Every line with the string "that" should be gathered.

════════════════════

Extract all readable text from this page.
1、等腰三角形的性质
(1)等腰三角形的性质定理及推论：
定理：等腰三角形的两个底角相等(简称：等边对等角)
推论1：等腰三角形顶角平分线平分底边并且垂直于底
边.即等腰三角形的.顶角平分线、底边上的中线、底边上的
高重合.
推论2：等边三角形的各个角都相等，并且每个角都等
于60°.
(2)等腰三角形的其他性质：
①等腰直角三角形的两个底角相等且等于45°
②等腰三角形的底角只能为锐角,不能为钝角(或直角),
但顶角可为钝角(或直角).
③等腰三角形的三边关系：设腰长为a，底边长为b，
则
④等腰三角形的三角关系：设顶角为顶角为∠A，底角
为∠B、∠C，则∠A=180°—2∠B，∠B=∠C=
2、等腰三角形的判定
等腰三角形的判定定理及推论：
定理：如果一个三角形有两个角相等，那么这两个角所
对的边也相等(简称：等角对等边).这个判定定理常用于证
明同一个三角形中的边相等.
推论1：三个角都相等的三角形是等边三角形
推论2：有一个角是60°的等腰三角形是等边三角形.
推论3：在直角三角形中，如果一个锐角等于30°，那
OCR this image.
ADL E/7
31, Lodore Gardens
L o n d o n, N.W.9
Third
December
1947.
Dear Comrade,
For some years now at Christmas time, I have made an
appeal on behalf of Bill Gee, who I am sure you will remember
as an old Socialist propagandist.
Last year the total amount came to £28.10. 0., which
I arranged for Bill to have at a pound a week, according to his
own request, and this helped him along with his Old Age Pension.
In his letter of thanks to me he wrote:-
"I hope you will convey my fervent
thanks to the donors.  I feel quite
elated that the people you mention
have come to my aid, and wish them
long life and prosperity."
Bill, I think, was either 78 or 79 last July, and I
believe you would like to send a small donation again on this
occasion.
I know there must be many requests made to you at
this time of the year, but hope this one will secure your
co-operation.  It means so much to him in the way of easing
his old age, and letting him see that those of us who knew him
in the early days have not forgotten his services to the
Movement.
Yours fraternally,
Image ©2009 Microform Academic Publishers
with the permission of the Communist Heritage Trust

════════════════════

▸ FINAL RESULT:
elated that the people you mention
his old age, and letting him see that those of us who knew him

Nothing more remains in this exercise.